• _Source data_

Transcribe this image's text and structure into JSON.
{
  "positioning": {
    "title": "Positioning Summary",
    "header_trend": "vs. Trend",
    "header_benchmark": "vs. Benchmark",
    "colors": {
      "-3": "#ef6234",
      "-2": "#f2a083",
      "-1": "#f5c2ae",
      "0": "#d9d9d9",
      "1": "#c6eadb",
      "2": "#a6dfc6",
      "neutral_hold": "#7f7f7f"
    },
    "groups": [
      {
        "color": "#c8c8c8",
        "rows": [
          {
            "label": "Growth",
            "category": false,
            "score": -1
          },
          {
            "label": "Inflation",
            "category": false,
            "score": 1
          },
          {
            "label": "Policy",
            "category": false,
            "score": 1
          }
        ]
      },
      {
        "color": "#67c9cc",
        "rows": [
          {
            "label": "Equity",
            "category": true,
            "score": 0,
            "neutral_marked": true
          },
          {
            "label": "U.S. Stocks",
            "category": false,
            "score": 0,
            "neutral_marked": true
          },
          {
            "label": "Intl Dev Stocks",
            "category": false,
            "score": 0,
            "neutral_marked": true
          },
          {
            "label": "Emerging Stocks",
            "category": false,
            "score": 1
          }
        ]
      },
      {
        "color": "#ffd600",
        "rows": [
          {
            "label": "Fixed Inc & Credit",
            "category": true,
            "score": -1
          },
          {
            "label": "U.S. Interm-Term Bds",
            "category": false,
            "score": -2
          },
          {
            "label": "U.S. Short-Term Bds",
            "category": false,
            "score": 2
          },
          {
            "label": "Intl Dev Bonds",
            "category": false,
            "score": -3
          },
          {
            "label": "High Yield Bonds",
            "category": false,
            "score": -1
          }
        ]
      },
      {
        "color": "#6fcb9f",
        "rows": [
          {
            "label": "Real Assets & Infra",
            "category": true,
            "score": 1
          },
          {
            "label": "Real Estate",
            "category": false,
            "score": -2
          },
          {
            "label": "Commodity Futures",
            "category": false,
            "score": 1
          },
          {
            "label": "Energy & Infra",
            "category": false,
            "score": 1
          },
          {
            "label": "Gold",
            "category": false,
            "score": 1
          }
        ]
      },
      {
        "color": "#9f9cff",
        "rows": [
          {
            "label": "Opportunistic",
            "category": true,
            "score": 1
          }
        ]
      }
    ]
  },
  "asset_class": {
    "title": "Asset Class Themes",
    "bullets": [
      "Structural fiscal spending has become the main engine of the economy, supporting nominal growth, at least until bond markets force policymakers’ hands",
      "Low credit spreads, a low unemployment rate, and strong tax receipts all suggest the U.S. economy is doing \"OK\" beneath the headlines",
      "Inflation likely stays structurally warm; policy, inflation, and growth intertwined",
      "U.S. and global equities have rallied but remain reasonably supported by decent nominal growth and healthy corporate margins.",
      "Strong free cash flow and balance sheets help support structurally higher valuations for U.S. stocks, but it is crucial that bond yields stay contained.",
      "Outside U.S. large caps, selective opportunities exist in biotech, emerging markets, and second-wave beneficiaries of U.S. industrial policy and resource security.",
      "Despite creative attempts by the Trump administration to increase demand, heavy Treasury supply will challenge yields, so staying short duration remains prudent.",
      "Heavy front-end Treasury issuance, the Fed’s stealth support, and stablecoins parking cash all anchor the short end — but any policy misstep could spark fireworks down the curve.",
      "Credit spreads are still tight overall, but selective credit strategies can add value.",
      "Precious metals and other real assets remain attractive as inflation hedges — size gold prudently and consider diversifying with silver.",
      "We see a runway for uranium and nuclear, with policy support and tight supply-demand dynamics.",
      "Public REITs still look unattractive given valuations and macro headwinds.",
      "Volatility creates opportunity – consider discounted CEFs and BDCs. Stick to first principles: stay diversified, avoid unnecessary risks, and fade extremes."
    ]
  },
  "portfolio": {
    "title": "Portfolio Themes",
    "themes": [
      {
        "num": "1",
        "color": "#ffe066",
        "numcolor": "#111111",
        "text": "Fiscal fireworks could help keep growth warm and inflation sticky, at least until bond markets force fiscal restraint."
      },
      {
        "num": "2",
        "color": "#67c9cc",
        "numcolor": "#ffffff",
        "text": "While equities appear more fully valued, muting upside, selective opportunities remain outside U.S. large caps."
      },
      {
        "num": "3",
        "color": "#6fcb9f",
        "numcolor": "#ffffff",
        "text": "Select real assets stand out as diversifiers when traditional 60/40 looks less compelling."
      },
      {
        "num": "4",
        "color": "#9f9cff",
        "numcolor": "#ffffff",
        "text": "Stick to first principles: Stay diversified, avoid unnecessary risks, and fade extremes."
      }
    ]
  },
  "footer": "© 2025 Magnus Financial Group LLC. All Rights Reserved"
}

• _Brief_
From the records above, pull out each line that has "supply".

• _Exercise solution_
      "Despite creative attempts by the Trump administration to increase demand, heavy Treasury supply will challenge yields, so staying short duration remains prudent.",
      "We see a runway for uranium and nuclear, with policy support and tight supply-demand dynamics.",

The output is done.